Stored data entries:
☆ ☆ ☆ ☆
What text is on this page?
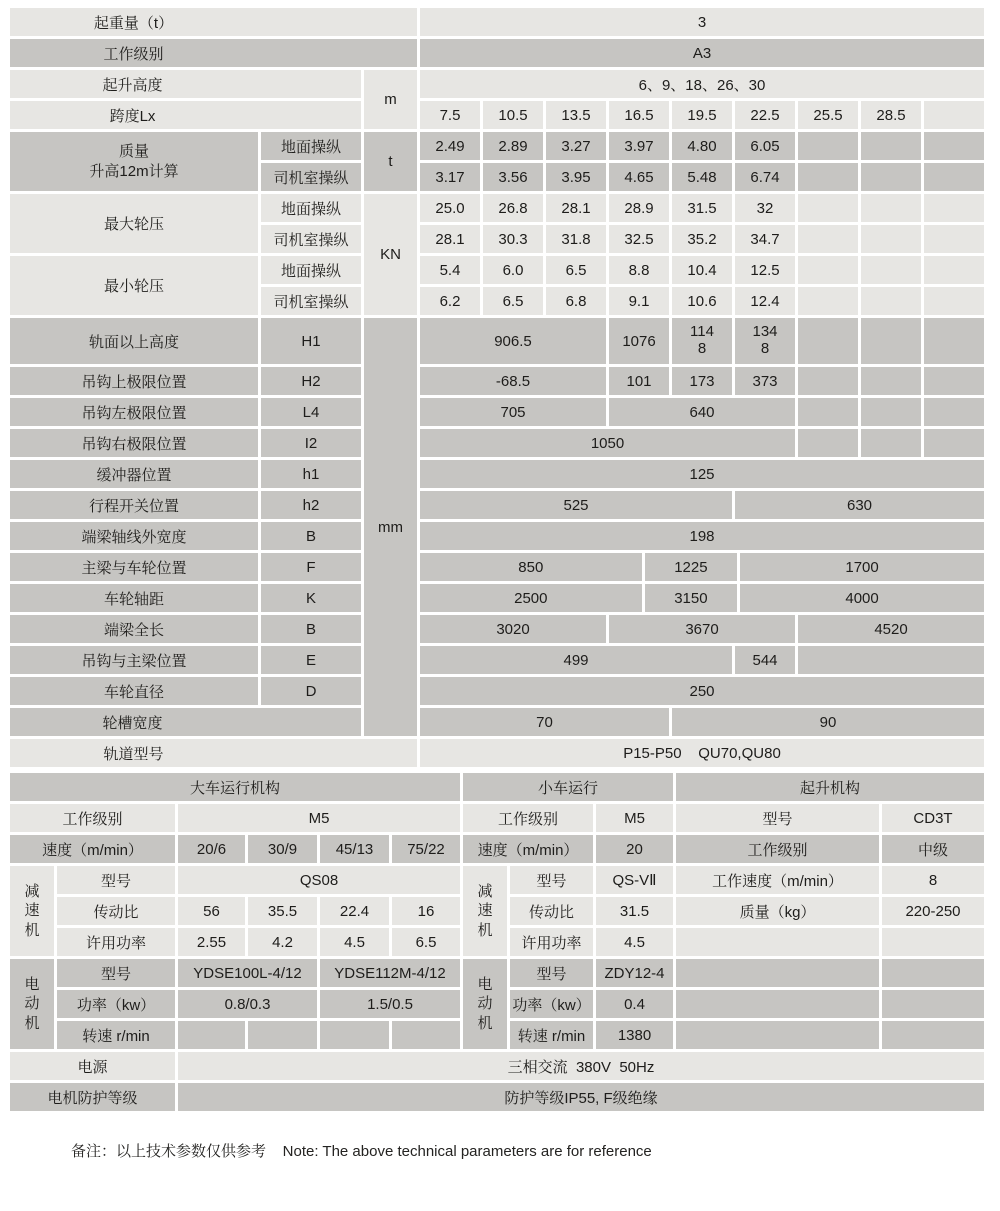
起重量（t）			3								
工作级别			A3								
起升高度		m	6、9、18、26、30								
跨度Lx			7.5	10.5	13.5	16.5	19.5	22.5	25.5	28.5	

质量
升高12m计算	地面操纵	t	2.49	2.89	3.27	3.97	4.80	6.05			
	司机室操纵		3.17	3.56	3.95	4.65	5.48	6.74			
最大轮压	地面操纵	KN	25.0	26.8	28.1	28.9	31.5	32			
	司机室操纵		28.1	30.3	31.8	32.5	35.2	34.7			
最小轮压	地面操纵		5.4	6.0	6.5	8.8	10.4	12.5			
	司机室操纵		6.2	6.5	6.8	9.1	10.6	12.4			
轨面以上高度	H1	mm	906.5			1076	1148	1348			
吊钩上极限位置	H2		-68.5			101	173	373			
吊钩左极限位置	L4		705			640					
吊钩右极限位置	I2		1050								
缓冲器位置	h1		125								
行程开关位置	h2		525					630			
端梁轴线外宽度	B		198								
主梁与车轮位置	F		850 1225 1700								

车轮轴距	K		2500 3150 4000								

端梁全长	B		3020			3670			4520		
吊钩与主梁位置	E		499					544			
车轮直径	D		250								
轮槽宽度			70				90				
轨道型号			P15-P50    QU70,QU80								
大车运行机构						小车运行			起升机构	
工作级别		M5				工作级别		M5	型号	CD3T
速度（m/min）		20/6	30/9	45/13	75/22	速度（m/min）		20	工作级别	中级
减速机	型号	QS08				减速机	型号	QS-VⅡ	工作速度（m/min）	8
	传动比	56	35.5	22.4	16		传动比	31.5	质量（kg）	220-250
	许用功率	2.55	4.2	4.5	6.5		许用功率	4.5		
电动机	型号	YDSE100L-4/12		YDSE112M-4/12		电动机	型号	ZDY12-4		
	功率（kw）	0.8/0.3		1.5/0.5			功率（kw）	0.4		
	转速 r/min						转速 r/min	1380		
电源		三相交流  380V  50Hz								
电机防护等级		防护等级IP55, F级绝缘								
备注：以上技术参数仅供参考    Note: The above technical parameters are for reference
☆ ☆ ☆ ☆
*Problem to solve*: Find the count of lines in the data above where the string "地面操纵" occurs. Provide that number alone.

*Exercise answer*: 3